> **Written task**:
Transcribe all of the material exactly. Any picture in it should be left out.

> **Dataset records**:
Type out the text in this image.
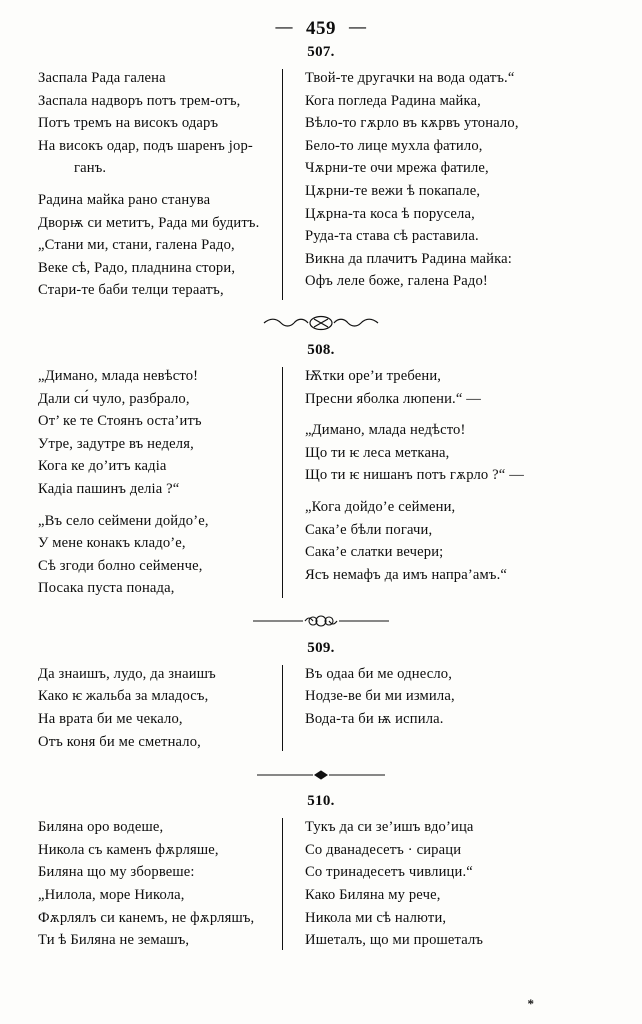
— 459 —
507.
Заспала Рада галена
Заспала надворъ потъ трем-отъ,
Потъ тремъ на високъ одаръ
На високъ одар, подъ шаренъ jор-
ганъ.
Радина майка рано станува
Дворѭ си метитъ, Рада ми будитъ.
„Стани ми, стани, галена Радо,
Веке сѣ, Радо, пладнина стори,
Стари-те баби телци тераатъ,
Твой-те другачки на вода одатъ.“
Кога погледа Радина майка,
Вѣло-то гѫрло въ кѫрвъ утонало,
Бело-то лице мухла фатило,
Чѫрни-те очи мрежа фатиле,
Цѫрни-те вежи ѣ покапале,
Цѫрна-та коса ѣ порусела,
Руда-та става сѣ раставила.
Викна да плачитъ Радина майка:
Офъ леле боже, галена Радо!
508.
„Димано, млада невѣсто!
Дали си́ чуло, разбрало,
От’ ке те Стоянъ оста’итъ
Утре, задутре въ неделя,
Кога ке до’итъ кадiа
Кадiа пашинъ делiа ?“
„Въ село сеймени дойдо’е,
У мене конакъ кладо’е,
Сѣ згоди болно сейменче,
Посака пуста понада,
Ѭтки оре’и требени,
Пресни яболка люпени.“ —
„Димано, млада недѣсто!
Що ти ѥ леса меткана,
Що ти ѥ нишанъ потъ гѫрло ?“ —
„Кога дойдо’е сеймени,
Сака’е бѣли погачи,
Сака’е слатки вечери;
Ясъ немафъ да имъ напра’амъ.“
509.
Да знаишъ, лудо, да знаишъ
Како ѥ жальба за младосъ,
На врата би ме чекало,
Отъ коня би ме сметнало,
Въ одаа би ме однесло,
Нодзе-ве би ми измила,
Вода-та би ѭ испила.
510.
Биляна оро водеше,
Никола съ каменъ фѫрляше,
Биляна що му зборвеше:
„Нилола, море Никола,
Фѫрлялъ си канемъ, не фѫрляшъ,
Ти ѣ Биляна не земашъ,
Тукъ да си зе’ишъ вдо’ица
Со дванадесетъ · сираци
Со тринадесетъ чивлици.“
Како Биляна му рече,
Никола ми сѣ налюти,
Ишеталъ, що ми прошеталъ
*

> **Solution**:
Type out the text in this image.
— 459 —
507.
Заспала Рада галена
Заспала надворъ потъ трем-отъ,
Потъ тремъ на високъ одаръ
На високъ одар, подъ шаренъ jор-
ганъ.
Радина майка рано станува
Дворѭ си метитъ, Рада ми будитъ.
„Стани ми, стани, галена Радо,
Веке сѣ, Радо, пладнина стори,
Стари-те баби телци тераатъ,
Твой-те другачки на вода одатъ.“
Кога погледа Радина майка,
Вѣло-то гѫрло въ кѫрвъ утонало,
Бело-то лице мухла фатило,
Чѫрни-те очи мрежа фатиле,
Цѫрни-те вежи ѣ покапале,
Цѫрна-та коса ѣ порусела,
Руда-та става сѣ раставила.
Викна да плачитъ Радина майка:
Офъ леле боже, галена Радо!
508.
„Димано, млада невѣсто!
Дали си́ чуло, разбрало,
От’ ке те Стоянъ оста’итъ
Утре, задутре въ неделя,
Кога ке до’итъ кадiа
Кадiа пашинъ делiа ?“
„Въ село сеймени дойдо’е,
У мене конакъ кладо’е,
Сѣ згоди болно сейменче,
Посака пуста понада,
Ѭтки оре’и требени,
Пресни яболка люпени.“ —
„Димано, млада недѣсто!
Що ти ѥ леса меткана,
Що ти ѥ нишанъ потъ гѫрло ?“ —
„Кога дойдо’е сеймени,
Сака’е бѣли погачи,
Сака’е слатки вечери;
Ясъ немафъ да имъ напра’амъ.“
509.
Да знаишъ, лудо, да знаишъ
Како ѥ жальба за младосъ,
На врата би ме чекало,
Отъ коня би ме сметнало,
Въ одаа би ме однесло,
Нодзе-ве би ми измила,
Вода-та би ѭ испила.
510.
Биляна оро водеше,
Никола съ каменъ фѫрляше,
Биляна що му зборвеше:
„Нилола, море Никола,
Фѫрлялъ си канемъ, не фѫрляшъ,
Ти ѣ Биляна не земашъ,
Тукъ да си зе’ишъ вдо’ица
Со дванадесетъ · сираци
Со тринадесетъ чивлици.“
Како Биляна му рече,
Никола ми сѣ налюти,
Ишеталъ, що ми прошеталъ
*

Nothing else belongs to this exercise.